Stated goal: Repeat every record below exactly, but leave out any pictures.

(Dataset rows about figures)
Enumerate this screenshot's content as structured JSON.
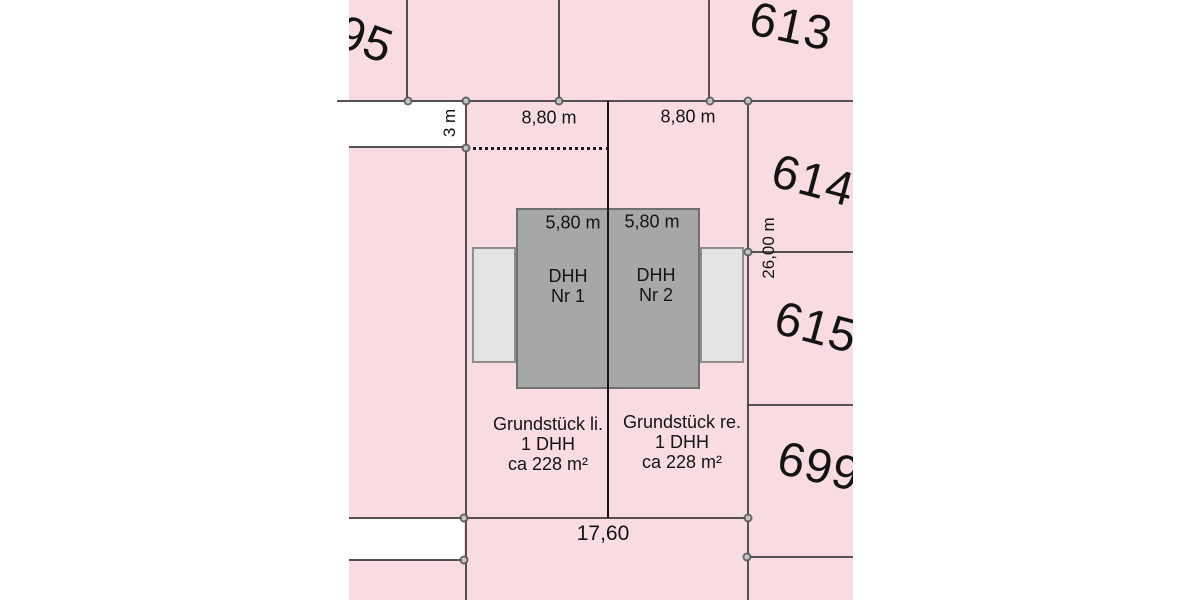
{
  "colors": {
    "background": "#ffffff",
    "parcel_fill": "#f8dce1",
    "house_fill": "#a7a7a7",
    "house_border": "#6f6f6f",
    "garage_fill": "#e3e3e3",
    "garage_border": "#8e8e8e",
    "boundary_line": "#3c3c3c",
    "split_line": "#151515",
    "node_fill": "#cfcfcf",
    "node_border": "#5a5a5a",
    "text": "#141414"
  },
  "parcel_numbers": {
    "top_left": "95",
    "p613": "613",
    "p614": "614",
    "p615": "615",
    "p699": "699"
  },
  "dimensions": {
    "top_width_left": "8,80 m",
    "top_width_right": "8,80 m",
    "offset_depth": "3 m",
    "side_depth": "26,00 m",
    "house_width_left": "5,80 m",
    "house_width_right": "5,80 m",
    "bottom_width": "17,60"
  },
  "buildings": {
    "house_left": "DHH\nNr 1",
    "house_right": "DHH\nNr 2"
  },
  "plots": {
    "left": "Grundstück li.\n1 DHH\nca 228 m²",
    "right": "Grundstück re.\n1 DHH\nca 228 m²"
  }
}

The completed task:
Enumerate this screenshot's content as structured JSON.
{
  "colors": {
    "background": "#ffffff",
    "parcel_fill": "#f8dce1",
    "house_fill": "#a7a7a7",
    "house_border": "#6f6f6f",
    "garage_fill": "#e3e3e3",
    "garage_border": "#8e8e8e",
    "boundary_line": "#3c3c3c",
    "split_line": "#151515",
    "node_fill": "#cfcfcf",
    "node_border": "#5a5a5a",
    "text": "#141414"
  },
  "parcel_numbers": {
    "top_left": "95",
    "p613": "613",
    "p614": "614",
    "p615": "615",
    "p699": "699"
  },
  "dimensions": {
    "top_width_left": "8,80 m",
    "top_width_right": "8,80 m",
    "offset_depth": "3 m",
    "side_depth": "26,00 m",
    "house_width_left": "5,80 m",
    "house_width_right": "5,80 m",
    "bottom_width": "17,60"
  },
  "buildings": {
    "house_left": "DHH\nNr 1",
    "house_right": "DHH\nNr 2"
  },
  "plots": {
    "left": "Grundstück li.\n1 DHH\nca 228 m²",
    "right": "Grundstück re.\n1 DHH\nca 228 m²"
  }
}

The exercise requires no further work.